What is the number of lines in the entries below that include the word "ratios"? Provide the number only.

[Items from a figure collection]
╔══
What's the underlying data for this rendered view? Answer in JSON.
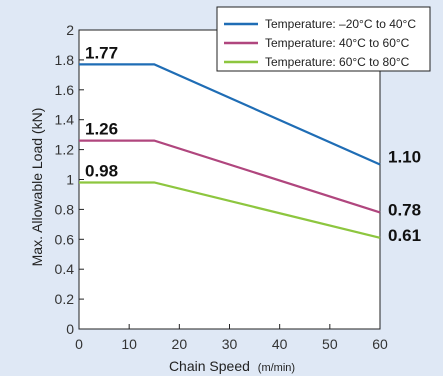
{
  "chart_data": {
    "type": "line",
    "xlabel": "Chain Speed",
    "xlabel_unit": "(m/min)",
    "ylabel": "Max. Allowable Load (kN)",
    "xlim": [
      0,
      60
    ],
    "ylim": [
      0,
      2
    ],
    "x_ticks": [
      "0",
      "10",
      "20",
      "30",
      "40",
      "50",
      "60"
    ],
    "y_ticks": [
      "0",
      "0.2",
      "0.4",
      "0.6",
      "0.8",
      "1",
      "1.2",
      "1.4",
      "1.6",
      "1.8",
      "2"
    ],
    "x_tick_values": [
      0,
      10,
      20,
      30,
      40,
      50,
      60
    ],
    "y_tick_values": [
      0,
      0.2,
      0.4,
      0.6,
      0.8,
      1,
      1.2,
      1.4,
      1.6,
      1.8,
      2
    ],
    "grid": false,
    "legend_position": "top-right",
    "series": [
      {
        "name": "Temperature: –20°C to 40°C",
        "color": "#1f6db5",
        "x": [
          0,
          15,
          60
        ],
        "y": [
          1.77,
          1.77,
          1.1
        ],
        "start_label": "1.77",
        "end_label": "1.10"
      },
      {
        "name": "Temperature: 40°C to 60°C",
        "color": "#b0467e",
        "x": [
          0,
          15,
          60
        ],
        "y": [
          1.26,
          1.26,
          0.78
        ],
        "start_label": "1.26",
        "end_label": "0.78"
      },
      {
        "name": "Temperature: 60°C to 80°C",
        "color": "#8dc63f",
        "x": [
          0,
          15,
          60
        ],
        "y": [
          0.98,
          0.98,
          0.61
        ],
        "start_label": "0.98",
        "end_label": "0.61"
      }
    ]
  }
}
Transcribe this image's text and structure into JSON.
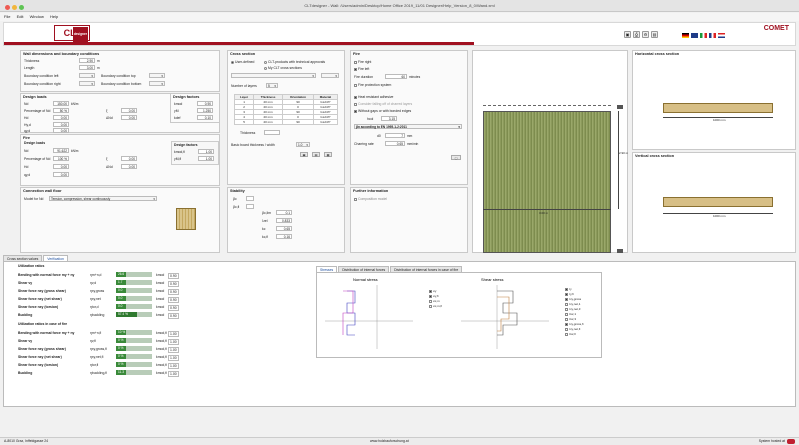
{
  "window": {
    "title": "CLTdesigner - Wall: /Users/admin/Desktop/Home Office 2019_11/01 Designer/Help_Version_8_0/Wand.xml"
  },
  "menu": [
    "File",
    "Edit",
    "Window",
    "Help"
  ],
  "logo": {
    "text": "CLT",
    "badge": "designer"
  },
  "brand": {
    "name": "COMET",
    "accent": "#a01020"
  },
  "wall": {
    "title": "Wall dimensions and boundary conditions",
    "thickness_label": "Thickness",
    "thickness": "2.90",
    "thickness_unit": "m",
    "length_label": "Length",
    "length": "3.00",
    "length_unit": "m",
    "bc_left_label": "Boundary condition left",
    "bc_top_label": "Boundary condition top",
    "bc_right_label": "Boundary condition right",
    "bc_bottom_label": "Boundary condition bottom"
  },
  "design_loads": {
    "title": "Design loads",
    "rows": [
      {
        "label": "Nd",
        "value": "150.00",
        "unit": "kN/m"
      },
      {
        "label": "Percentage of Nd",
        "value": "50 %",
        "label2": "ξ",
        "value2": "0.00"
      },
      {
        "label": "Hd",
        "value": "0.00",
        "label2": "ΔNd",
        "value2": "0.00"
      },
      {
        "label": "Hy,d",
        "value": "0.00"
      },
      {
        "label": "qy,d",
        "value": "0.00"
      }
    ]
  },
  "design_factors": {
    "title": "Design factors",
    "rows": [
      {
        "label": "kmod",
        "value": "0.90"
      },
      {
        "label": "γM",
        "value": "1.250"
      },
      {
        "label": "kdef",
        "value": "0.10"
      }
    ]
  },
  "fire": {
    "title": "Fire",
    "loads_title": "Design loads",
    "rows": [
      {
        "label": "Nd",
        "value": "91.622",
        "unit": "kN/m"
      },
      {
        "label": "Percentage of Nd",
        "value": "100 %",
        "label2": "ξ",
        "value2": "0.00"
      },
      {
        "label": "Hd",
        "value": "0.00",
        "label2": "ΔNd",
        "value2": "0.00"
      },
      {
        "label": "qy,d",
        "value": "0.00"
      }
    ],
    "factors_title": "Design factors",
    "factors": [
      {
        "label": "kmod,fi",
        "value": "1.00"
      },
      {
        "label": "γM,fi",
        "value": "1.00"
      }
    ]
  },
  "connection": {
    "title": "Connection wall floor",
    "label": "Model for Nd",
    "value": "Tension, compression, shear continuously"
  },
  "cross_section": {
    "title": "Cross section",
    "radio1": "User-defined",
    "radio2": "CLT-products with technical approvals",
    "radio3": "My CLT cross sections",
    "layers_label": "Number of layers",
    "layers": "5",
    "columns": [
      "Layer",
      "Thickness",
      "Orientation",
      "Material"
    ],
    "rows": [
      [
        "1",
        "20 mm",
        "90",
        "GL24h*"
      ],
      [
        "2",
        "20 mm",
        "0",
        "GL24h*"
      ],
      [
        "3",
        "20 mm",
        "90",
        "GL24h*"
      ],
      [
        "4",
        "20 mm",
        "0",
        "GL24h*"
      ],
      [
        "5",
        "20 mm",
        "90",
        "GL24h*"
      ]
    ],
    "thickness_label": "Thickness",
    "base_label": "Basic board thickness / width",
    "base_value": "1.0"
  },
  "stability": {
    "title": "Stability",
    "rows": [
      {
        "label": "βc,lim",
        "value": "0.1"
      },
      {
        "label": "λrel",
        "value": "0.833"
      },
      {
        "label": "kc",
        "value": "0.65"
      },
      {
        "label": "kc,fi",
        "value": "0.16"
      }
    ]
  },
  "further": {
    "title": "Further information",
    "item": "Composition model"
  },
  "fire_panel": {
    "title": "Fire",
    "fire_right": "Fire right",
    "fire_left": "Fire left",
    "duration_label": "Fire duration",
    "duration": "60",
    "duration_unit": "minutes",
    "protection": "Fire protection system",
    "adhesive": "Heat resistant adhesive",
    "consider": "Consider falling off of charred layers",
    "gaps": "Without gaps or with bonded edges",
    "hcol_label": "hcol",
    "hcol": "3.15",
    "norm": "βn according to EN 1995-1-2:2011",
    "d0_label": "d0",
    "d0": "7",
    "d0_unit": "mm",
    "charring_label": "Charring rate",
    "charring": "0.65",
    "charring_unit": "mm/min"
  },
  "views": {
    "horizontal": "Horizontal cross section",
    "vertical": "Vertical cross section",
    "dim_w": "3.00 m",
    "dim_h": "2.90 m",
    "dim_small": "1000 mm"
  },
  "tabs": [
    "Cross section values",
    "Verification"
  ],
  "utilization": {
    "title": "Utilization ratios",
    "rows": [
      {
        "label": "Bending with normal force my + ny",
        "sym": "ηm+n,d",
        "value": "26.6 %",
        "kmod": "kmod",
        "k": "0.90",
        "pct": 0.266
      },
      {
        "label": "Shear vy",
        "sym": "ηv,d",
        "value": "1.7 %",
        "kmod": "kmod",
        "k": "0.90",
        "pct": 0.017
      },
      {
        "label": "Shear force nxy (gross shear)",
        "sym": "ηxy,gross",
        "value": "0.0 %",
        "kmod": "kmod",
        "k": "0.90",
        "pct": 0.0
      },
      {
        "label": "Shear force nxy (net shear)",
        "sym": "ηxy,net",
        "value": "0.0 %",
        "kmod": "kmod",
        "k": "0.90",
        "pct": 0.0
      },
      {
        "label": "Shear force nxy (torsion)",
        "sym": "ηtor,d",
        "value": "0.0 %",
        "kmod": "kmod",
        "k": "0.90",
        "pct": 0.0
      },
      {
        "label": "Buckling",
        "sym": "ηbuckling",
        "value": "57.4 %",
        "kmod": "kmod",
        "k": "0.90",
        "pct": 0.574
      }
    ]
  },
  "utilization_fire": {
    "title": "Utilization ratios in case of fire",
    "rows": [
      {
        "label": "Bending with normal force my + ny",
        "sym": "ηm+n,fi",
        "value": "10 %",
        "kmod": "kmod,fi",
        "k": "1.00",
        "pct": 0.1
      },
      {
        "label": "Shear vy",
        "sym": "ηv,fi",
        "value": "0 %",
        "kmod": "kmod,fi",
        "k": "1.00",
        "pct": 0.0
      },
      {
        "label": "Shear force nxy (gross shear)",
        "sym": "ηxy,gross,fi",
        "value": "0 %",
        "kmod": "kmod,fi",
        "k": "1.00",
        "pct": 0.0
      },
      {
        "label": "Shear force nxy (net shear)",
        "sym": "ηxy,net,fi",
        "value": "0 %",
        "kmod": "kmod,fi",
        "k": "1.00",
        "pct": 0.0
      },
      {
        "label": "Shear force nxy (torsion)",
        "sym": "ηtor,fi",
        "value": "0 %",
        "kmod": "kmod,fi",
        "k": "1.00",
        "pct": 0.0
      },
      {
        "label": "Buckling",
        "sym": "ηbuckling,fi",
        "value": "11.3 %",
        "kmod": "kmod,fi",
        "k": "1.00",
        "pct": 0.113
      }
    ]
  },
  "stress_tabs": [
    "Stresses",
    "Distribution of internal forces",
    "Distribution of internal forces in case of fire"
  ],
  "stress_charts": {
    "normal": {
      "title": "Normal stress",
      "legend": [
        "σy",
        "σy,fi",
        "σx,m",
        "σx,m,fi"
      ]
    },
    "shear": {
      "title": "Shear stress",
      "legend": [
        "τy",
        "τy,fi",
        "τxy,gross",
        "τxy,net,1",
        "τxy,net,3",
        "τtor,1",
        "τtor,3",
        "τxy,gross,fi",
        "τxy,net,fi",
        "τtor,fi"
      ]
    }
  },
  "status": {
    "address": "A-8010 Graz, Inffeldgasse 24",
    "url": "www.holzbauforschung.at",
    "hosted": "System hosted at"
  }
}
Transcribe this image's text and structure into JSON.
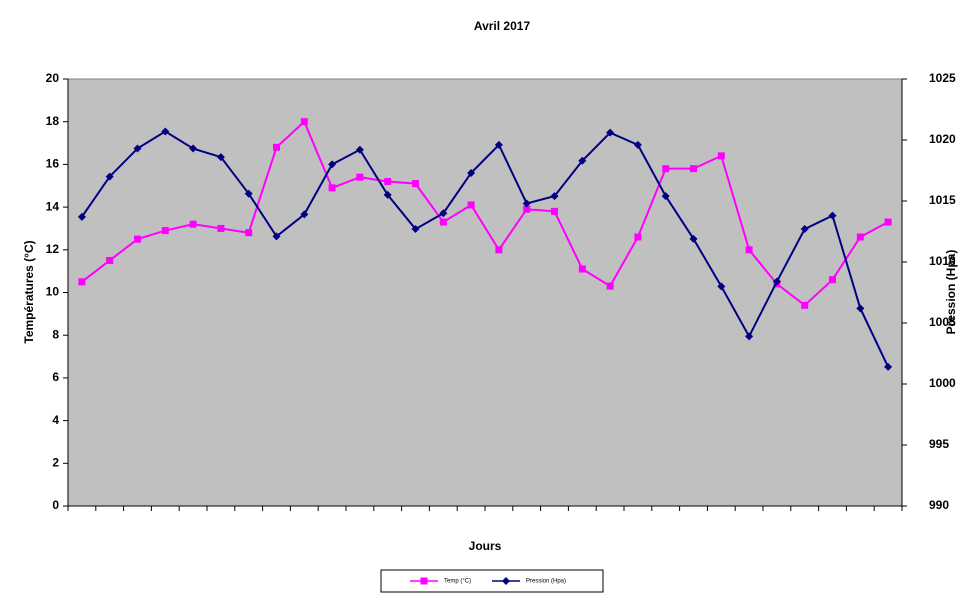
{
  "chart_data": {
    "type": "line",
    "title": "Avril 2017",
    "x_label": "Jours",
    "y_label": "Températures (°C)",
    "y2_label": "Pression (Hpa)",
    "categories": [
      null,
      null,
      null,
      null,
      null,
      null,
      null,
      null,
      null,
      null,
      null,
      null,
      null,
      null,
      null,
      null,
      null,
      null,
      null,
      null,
      null,
      null,
      null,
      null,
      null,
      null,
      null,
      null,
      null,
      null
    ],
    "ylim": [
      0,
      20
    ],
    "yticks": [
      0,
      2,
      4,
      6,
      8,
      10,
      12,
      14,
      16,
      18,
      20
    ],
    "y2lim": [
      990,
      1025
    ],
    "y2ticks": [
      990,
      995,
      1000,
      1005,
      1010,
      1015,
      1020,
      1025
    ],
    "plot_background": "#c0c0c0",
    "legend": "bottom",
    "series": [
      {
        "name": "Temp (°C)",
        "color": "#ff00ff",
        "marker": "square",
        "values": [
          10.5,
          11.5,
          12.5,
          12.9,
          13.2,
          13.0,
          12.8,
          16.8,
          18.0,
          14.9,
          15.4,
          15.2,
          15.1,
          13.3,
          14.1,
          12.0,
          13.9,
          13.8,
          11.1,
          10.3,
          12.6,
          15.8,
          15.8,
          16.4,
          12.0,
          10.4,
          9.4,
          10.6,
          12.6,
          13.3
        ]
      },
      {
        "name": "Pression (Hpa)",
        "color": "#000080",
        "marker": "diamond",
        "axis": "y2",
        "values": [
          1013.7,
          1017.0,
          1019.3,
          1020.7,
          1019.3,
          1018.6,
          1015.6,
          1012.1,
          1013.9,
          1018.0,
          1019.2,
          1015.5,
          1012.7,
          1014.0,
          1017.3,
          1019.6,
          1014.8,
          1015.4,
          1018.3,
          1020.6,
          1019.6,
          1015.4,
          1011.9,
          1008.0,
          1003.9,
          1008.4,
          1012.7,
          1013.8,
          1006.2,
          1001.4
        ]
      }
    ]
  }
}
╚══
FULL SOLUTION: 2